## INSTRUCTIONS TO FOLLOW
Reproduce each record below exactly as written.

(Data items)

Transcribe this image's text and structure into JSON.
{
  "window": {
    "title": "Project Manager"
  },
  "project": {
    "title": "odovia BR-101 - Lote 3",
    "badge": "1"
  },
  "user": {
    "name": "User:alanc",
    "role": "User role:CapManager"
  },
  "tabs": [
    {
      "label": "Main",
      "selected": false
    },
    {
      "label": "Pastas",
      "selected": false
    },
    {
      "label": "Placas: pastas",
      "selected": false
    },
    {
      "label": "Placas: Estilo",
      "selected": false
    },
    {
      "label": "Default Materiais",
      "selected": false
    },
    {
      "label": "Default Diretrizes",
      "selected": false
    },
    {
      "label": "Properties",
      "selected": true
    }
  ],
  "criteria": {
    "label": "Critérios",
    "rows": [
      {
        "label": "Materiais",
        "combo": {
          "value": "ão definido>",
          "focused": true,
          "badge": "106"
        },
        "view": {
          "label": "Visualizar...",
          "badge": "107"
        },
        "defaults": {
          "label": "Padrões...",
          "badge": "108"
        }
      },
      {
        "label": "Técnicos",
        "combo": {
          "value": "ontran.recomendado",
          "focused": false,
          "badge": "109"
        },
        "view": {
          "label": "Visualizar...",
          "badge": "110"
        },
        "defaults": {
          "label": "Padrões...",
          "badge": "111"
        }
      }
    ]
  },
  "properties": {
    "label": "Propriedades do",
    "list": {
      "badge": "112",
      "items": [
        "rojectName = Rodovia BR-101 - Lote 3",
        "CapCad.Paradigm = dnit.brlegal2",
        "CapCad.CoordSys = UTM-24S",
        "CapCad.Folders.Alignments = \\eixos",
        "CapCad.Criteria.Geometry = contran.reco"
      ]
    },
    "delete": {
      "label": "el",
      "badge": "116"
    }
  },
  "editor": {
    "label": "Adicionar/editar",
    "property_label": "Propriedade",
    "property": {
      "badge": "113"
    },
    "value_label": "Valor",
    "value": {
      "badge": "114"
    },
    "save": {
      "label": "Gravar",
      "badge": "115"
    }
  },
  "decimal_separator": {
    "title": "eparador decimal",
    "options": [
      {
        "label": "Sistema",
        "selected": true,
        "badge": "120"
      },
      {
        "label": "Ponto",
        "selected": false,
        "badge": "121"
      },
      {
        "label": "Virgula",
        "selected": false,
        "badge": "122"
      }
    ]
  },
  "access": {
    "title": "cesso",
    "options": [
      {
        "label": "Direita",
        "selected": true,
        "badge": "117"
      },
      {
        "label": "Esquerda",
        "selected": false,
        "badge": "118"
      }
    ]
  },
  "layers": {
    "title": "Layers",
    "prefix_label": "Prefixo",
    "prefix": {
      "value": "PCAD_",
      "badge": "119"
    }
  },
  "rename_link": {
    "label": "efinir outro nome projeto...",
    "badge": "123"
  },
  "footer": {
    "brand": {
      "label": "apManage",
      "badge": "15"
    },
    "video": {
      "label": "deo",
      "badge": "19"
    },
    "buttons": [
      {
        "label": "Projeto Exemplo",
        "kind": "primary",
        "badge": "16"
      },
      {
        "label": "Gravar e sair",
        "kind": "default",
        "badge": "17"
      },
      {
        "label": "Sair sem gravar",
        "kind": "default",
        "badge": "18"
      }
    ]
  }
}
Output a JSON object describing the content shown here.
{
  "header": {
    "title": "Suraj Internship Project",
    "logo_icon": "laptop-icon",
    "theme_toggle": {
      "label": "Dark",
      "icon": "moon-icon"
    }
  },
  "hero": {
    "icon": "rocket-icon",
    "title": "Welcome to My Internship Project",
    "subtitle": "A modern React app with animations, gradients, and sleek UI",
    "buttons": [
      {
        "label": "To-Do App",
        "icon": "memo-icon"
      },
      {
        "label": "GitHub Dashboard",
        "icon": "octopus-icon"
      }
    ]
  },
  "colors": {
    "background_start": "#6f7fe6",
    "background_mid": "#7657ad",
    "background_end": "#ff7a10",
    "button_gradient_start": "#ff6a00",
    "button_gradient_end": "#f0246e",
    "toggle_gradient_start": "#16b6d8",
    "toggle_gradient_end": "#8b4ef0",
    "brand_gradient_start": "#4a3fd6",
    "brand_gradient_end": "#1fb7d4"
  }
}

## EXERCISE ANSWER
Transcribe this image's text and structure into JSON.
{
  "window": {
    "title": "Project Manager"
  },
  "project": {
    "title": "odovia BR-101 - Lote 3",
    "badge": "1"
  },
  "user": {
    "name": "User:alanc",
    "role": "User role:CapManager"
  },
  "tabs": [
    {
      "label": "Main",
      "selected": false
    },
    {
      "label": "Pastas",
      "selected": false
    },
    {
      "label": "Placas: pastas",
      "selected": false
    },
    {
      "label": "Placas: Estilo",
      "selected": false
    },
    {
      "label": "Default Materiais",
      "selected": false
    },
    {
      "label": "Default Diretrizes",
      "selected": false
    },
    {
      "label": "Properties",
      "selected": true
    }
  ],
  "criteria": {
    "label": "Critérios",
    "rows": [
      {
        "label": "Materiais",
        "combo": {
          "value": "ão definido>",
          "focused": true,
          "badge": "106"
        },
        "view": {
          "label": "Visualizar...",
          "badge": "107"
        },
        "defaults": {
          "label": "Padrões...",
          "badge": "108"
        }
      },
      {
        "label": "Técnicos",
        "combo": {
          "value": "ontran.recomendado",
          "focused": false,
          "badge": "109"
        },
        "view": {
          "label": "Visualizar...",
          "badge": "110"
        },
        "defaults": {
          "label": "Padrões...",
          "badge": "111"
        }
      }
    ]
  },
  "properties": {
    "label": "Propriedades do",
    "list": {
      "badge": "112",
      "items": [
        "rojectName = Rodovia BR-101 - Lote 3",
        "CapCad.Paradigm = dnit.brlegal2",
        "CapCad.CoordSys = UTM-24S",
        "CapCad.Folders.Alignments = \\eixos",
        "CapCad.Criteria.Geometry = contran.reco"
      ]
    },
    "delete": {
      "label": "el",
      "badge": "116"
    }
  },
  "editor": {
    "label": "Adicionar/editar",
    "property_label": "Propriedade",
    "property": {
      "badge": "113"
    },
    "value_label": "Valor",
    "value": {
      "badge": "114"
    },
    "save": {
      "label": "Gravar",
      "badge": "115"
    }
  },
  "decimal_separator": {
    "title": "eparador decimal",
    "options": [
      {
        "label": "Sistema",
        "selected": true,
        "badge": "120"
      },
      {
        "label": "Ponto",
        "selected": false,
        "badge": "121"
      },
      {
        "label": "Virgula",
        "selected": false,
        "badge": "122"
      }
    ]
  },
  "access": {
    "title": "cesso",
    "options": [
      {
        "label": "Direita",
        "selected": true,
        "badge": "117"
      },
      {
        "label": "Esquerda",
        "selected": false,
        "badge": "118"
      }
    ]
  },
  "layers": {
    "title": "Layers",
    "prefix_label": "Prefixo",
    "prefix": {
      "value": "PCAD_",
      "badge": "119"
    }
  },
  "rename_link": {
    "label": "efinir outro nome projeto...",
    "badge": "123"
  },
  "footer": {
    "brand": {
      "label": "apManage",
      "badge": "15"
    },
    "video": {
      "label": "deo",
      "badge": "19"
    },
    "buttons": [
      {
        "label": "Projeto Exemplo",
        "kind": "primary",
        "badge": "16"
      },
      {
        "label": "Gravar e sair",
        "kind": "default",
        "badge": "17"
      },
      {
        "label": "Sair sem gravar",
        "kind": "default",
        "badge": "18"
      }
    ]
  }
}
Output a JSON object describing the content shown here.
{
  "header": {
    "title": "Suraj Internship Project",
    "logo_icon": "laptop-icon",
    "theme_toggle": {
      "label": "Dark",
      "icon": "moon-icon"
    }
  },
  "hero": {
    "icon": "rocket-icon",
    "title": "Welcome to My Internship Project",
    "subtitle": "A modern React app with animations, gradients, and sleek UI",
    "buttons": [
      {
        "label": "To-Do App",
        "icon": "memo-icon"
      },
      {
        "label": "GitHub Dashboard",
        "icon": "octopus-icon"
      }
    ]
  },
  "colors": {
    "background_start": "#6f7fe6",
    "background_mid": "#7657ad",
    "background_end": "#ff7a10",
    "button_gradient_start": "#ff6a00",
    "button_gradient_end": "#f0246e",
    "toggle_gradient_start": "#16b6d8",
    "toggle_gradient_end": "#8b4ef0",
    "brand_gradient_start": "#4a3fd6",
    "brand_gradient_end": "#1fb7d4"
  }
}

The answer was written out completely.